§ YOUR GOAL
Select every line below containing the word "title".

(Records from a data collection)
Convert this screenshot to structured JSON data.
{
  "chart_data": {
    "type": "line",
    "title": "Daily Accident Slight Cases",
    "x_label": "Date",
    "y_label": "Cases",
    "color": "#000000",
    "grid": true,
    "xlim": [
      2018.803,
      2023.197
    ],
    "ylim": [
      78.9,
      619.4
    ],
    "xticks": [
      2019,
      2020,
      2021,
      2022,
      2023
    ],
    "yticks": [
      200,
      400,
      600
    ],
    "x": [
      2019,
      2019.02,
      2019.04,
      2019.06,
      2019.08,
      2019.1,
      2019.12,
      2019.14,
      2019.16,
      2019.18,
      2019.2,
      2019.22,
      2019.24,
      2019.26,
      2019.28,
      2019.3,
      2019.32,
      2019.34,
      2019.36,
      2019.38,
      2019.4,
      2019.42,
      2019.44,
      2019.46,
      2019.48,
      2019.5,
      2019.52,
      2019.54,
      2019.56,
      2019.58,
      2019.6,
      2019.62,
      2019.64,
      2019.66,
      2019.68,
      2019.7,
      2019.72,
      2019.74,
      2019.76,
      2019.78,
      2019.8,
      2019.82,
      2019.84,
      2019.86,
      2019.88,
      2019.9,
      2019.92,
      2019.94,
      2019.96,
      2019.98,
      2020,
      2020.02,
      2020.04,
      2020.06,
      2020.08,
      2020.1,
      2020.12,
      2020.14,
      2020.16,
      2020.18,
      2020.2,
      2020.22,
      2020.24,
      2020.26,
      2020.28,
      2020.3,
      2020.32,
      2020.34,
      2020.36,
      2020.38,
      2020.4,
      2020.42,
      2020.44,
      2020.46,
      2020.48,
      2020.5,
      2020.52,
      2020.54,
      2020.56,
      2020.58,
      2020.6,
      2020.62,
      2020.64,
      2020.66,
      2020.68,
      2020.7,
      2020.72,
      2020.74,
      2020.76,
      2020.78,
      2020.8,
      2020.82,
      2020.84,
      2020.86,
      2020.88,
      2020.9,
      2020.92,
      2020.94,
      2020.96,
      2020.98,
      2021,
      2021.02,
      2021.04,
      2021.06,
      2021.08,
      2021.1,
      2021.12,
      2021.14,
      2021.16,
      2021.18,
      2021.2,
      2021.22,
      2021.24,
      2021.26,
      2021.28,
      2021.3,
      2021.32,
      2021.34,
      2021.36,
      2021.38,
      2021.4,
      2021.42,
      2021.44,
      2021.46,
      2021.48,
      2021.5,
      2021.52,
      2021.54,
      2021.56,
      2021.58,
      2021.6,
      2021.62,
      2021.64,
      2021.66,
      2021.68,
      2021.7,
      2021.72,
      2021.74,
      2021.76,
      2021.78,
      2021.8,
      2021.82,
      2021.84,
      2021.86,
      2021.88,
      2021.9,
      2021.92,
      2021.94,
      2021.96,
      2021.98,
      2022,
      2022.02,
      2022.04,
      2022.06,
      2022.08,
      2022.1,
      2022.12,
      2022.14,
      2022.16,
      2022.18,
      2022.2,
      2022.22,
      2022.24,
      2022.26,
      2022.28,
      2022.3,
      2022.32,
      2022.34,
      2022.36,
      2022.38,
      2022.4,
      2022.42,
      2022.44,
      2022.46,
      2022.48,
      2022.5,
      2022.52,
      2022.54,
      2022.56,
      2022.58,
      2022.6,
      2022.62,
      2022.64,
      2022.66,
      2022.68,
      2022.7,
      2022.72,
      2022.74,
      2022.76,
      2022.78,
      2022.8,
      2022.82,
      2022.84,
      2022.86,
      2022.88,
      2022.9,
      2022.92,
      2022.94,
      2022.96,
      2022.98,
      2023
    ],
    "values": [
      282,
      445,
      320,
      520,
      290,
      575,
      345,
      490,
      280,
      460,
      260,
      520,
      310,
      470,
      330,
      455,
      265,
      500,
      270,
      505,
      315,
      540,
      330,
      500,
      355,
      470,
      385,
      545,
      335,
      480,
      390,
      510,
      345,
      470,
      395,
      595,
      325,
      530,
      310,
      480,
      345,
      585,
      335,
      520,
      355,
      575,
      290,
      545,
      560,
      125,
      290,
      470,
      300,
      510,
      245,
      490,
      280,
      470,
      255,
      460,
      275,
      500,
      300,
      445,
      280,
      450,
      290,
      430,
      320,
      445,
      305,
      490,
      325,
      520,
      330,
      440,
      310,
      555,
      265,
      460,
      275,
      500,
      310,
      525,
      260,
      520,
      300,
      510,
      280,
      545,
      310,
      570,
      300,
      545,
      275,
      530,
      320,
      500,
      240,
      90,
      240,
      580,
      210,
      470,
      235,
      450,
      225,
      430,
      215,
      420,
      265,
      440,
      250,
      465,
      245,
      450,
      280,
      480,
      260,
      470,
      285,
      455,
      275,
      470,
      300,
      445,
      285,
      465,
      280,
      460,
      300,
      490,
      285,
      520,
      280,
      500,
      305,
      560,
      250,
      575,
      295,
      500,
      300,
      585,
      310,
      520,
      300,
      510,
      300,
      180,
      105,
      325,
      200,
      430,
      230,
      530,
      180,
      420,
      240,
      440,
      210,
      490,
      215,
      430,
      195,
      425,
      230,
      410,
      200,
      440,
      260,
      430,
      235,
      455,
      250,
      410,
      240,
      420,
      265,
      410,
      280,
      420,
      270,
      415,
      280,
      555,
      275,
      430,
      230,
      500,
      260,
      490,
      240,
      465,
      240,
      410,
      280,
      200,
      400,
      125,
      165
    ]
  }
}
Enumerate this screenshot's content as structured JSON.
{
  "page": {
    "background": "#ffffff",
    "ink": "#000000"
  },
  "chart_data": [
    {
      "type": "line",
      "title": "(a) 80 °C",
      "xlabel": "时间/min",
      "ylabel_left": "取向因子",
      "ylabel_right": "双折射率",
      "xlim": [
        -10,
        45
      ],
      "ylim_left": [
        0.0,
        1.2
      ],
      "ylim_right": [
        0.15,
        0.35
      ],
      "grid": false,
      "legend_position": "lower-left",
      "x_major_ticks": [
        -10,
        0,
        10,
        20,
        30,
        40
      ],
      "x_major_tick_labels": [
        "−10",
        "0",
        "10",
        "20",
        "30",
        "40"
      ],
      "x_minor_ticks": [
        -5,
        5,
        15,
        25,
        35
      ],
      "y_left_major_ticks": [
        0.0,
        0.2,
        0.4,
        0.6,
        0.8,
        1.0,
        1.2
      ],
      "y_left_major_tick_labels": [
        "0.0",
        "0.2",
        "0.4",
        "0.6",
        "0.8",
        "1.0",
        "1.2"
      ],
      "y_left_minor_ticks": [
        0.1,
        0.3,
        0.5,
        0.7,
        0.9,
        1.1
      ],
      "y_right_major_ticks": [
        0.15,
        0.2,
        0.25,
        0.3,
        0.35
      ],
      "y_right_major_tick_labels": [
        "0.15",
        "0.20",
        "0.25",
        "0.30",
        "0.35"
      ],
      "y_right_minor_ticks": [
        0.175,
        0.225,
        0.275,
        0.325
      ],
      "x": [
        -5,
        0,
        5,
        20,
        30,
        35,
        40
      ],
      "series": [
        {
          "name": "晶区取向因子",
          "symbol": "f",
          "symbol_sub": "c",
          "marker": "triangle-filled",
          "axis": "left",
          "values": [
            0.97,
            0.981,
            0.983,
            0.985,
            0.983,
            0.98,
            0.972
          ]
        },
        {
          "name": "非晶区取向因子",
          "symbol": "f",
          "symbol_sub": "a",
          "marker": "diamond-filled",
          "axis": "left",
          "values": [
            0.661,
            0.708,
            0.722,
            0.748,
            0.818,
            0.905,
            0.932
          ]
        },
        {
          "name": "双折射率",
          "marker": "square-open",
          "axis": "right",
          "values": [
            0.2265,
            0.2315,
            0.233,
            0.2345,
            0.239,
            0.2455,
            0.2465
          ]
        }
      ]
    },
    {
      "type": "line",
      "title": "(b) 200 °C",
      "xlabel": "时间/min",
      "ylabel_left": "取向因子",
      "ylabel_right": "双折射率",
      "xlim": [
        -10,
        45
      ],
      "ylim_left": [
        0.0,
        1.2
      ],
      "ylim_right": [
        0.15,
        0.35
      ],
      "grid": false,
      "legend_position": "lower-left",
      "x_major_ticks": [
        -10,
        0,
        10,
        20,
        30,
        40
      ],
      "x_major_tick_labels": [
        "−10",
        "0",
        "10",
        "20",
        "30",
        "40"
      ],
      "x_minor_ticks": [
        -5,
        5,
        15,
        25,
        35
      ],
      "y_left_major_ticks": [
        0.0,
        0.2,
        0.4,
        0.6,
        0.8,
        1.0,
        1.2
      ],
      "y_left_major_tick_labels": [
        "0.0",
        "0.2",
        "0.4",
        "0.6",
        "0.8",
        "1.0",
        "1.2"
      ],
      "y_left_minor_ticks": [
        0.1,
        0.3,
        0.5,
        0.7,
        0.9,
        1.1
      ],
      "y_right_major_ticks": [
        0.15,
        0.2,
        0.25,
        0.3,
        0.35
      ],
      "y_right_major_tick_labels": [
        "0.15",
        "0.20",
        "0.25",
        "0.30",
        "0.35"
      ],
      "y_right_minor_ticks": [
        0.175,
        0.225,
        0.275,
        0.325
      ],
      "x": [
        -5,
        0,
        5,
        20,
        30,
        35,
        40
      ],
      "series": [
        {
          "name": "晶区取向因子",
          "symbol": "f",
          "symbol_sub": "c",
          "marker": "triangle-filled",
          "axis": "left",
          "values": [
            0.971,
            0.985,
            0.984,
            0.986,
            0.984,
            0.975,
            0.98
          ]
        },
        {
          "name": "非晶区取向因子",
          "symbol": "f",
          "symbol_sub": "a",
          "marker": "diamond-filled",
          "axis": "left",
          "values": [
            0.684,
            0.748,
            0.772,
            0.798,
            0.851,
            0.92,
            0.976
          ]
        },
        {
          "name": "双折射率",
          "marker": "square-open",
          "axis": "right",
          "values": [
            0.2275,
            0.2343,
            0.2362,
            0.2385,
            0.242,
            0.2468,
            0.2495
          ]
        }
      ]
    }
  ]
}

§ EXERCISE RESULT
    "title": "Daily Accident Slight Cases",
      "title": "(a) 80 °C",
      "title": "(b) 200 °C",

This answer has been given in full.